* Обязательные задания *
A - Пожалуйста, перечислите по отрывку о детстве Канта всё, о чём мать рассказывала сыну на прогулках и что показывала ему по вечерам.
B - Продолжите отрывок о детстве Канта, начав сразу после его последней фразы.

Так это или нет, сказать трудно, зато доподлинно известно, что главное влияние на будущего философа в детстве оказывала мать. Госпожа Кант была малообразованной немкой, что не мешало ей, по словам современников, обладать великим «природным умом». Именно это ее качество внесло заметный вклад в формирование личности сына, которого она ласково называла Манельхен. Мать брала его с собой на природу и во время прогулок рассказывала о цветах
и травах, которые им встречались. По вечерам они любовались звездным небом, и мать показывала ему звезды и созвездия. Госпожа Кант была набожной женщиной, и ее любовь и строгость внесли свой вклад в формирование личности сына. Всю свою последующую жизнь Кант придавал одинаково важное значение как фактам, так и моральному долгу: этот двойной акцент сыграл ведущую роль и в его философии. Знаменитая фраза, произнесенная им пятьдесят с лишним лет спустя, относится именно к тем дням, которые он провел в обществе матери: «Две вещи наполняют душу всегда новым и все более сильным удивлением и благоговением, чем чаще и продолжительнее мы размышляем о них, – это звездное небо надо мной и моральный закон во мне» [1] .

Записи об элементах макета

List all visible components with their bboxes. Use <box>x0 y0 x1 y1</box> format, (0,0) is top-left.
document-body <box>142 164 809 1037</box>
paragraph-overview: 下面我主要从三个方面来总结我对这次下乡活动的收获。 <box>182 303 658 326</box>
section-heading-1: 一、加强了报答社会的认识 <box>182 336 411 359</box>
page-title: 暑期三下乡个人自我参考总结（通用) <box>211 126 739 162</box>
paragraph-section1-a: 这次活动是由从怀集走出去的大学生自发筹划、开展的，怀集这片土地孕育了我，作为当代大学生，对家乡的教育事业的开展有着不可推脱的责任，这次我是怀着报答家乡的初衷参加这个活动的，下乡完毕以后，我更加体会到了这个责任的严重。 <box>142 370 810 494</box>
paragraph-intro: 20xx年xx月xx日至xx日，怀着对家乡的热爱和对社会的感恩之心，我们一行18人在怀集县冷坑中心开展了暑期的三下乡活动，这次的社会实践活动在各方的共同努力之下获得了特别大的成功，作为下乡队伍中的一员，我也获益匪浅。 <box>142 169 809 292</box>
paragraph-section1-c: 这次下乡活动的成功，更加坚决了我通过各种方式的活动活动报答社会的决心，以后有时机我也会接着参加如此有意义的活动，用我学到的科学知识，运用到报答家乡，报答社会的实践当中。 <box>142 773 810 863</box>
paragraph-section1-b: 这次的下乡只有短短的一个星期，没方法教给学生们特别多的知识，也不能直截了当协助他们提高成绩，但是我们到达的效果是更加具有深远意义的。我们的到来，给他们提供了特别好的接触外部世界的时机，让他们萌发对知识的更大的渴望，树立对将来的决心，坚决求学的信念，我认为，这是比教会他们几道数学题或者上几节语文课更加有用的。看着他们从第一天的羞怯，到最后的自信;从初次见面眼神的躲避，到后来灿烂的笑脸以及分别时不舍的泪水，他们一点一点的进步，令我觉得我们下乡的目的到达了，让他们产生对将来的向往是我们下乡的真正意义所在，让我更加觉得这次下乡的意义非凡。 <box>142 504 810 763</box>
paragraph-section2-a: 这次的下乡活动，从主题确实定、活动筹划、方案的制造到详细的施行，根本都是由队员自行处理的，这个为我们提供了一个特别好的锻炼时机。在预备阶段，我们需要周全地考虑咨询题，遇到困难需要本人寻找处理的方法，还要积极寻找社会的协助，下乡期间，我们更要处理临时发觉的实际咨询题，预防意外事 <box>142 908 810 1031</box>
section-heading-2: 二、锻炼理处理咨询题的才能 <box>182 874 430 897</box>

* Ответы к заданиям *
A - Цветы, травы, звезды, созвездия.

B -
Кант воспитывался в атмосфере строгой набожности. С десяти до шестнадцати лет он обучался в местной пиетистской школе, где его ум и жажда знаний быстро притупились под постоянным давлением религиозных нравоучений. Зародившуюся здесь нелюбовь к формальной религии философ пронес через всю жизнь (повзрослев, он перестал посещать церковь). И все же Кант в значительной мере сохранил пиетистское мировоззрение с его верой в скромный образ жизни и приверженностью строгим моральным принципам.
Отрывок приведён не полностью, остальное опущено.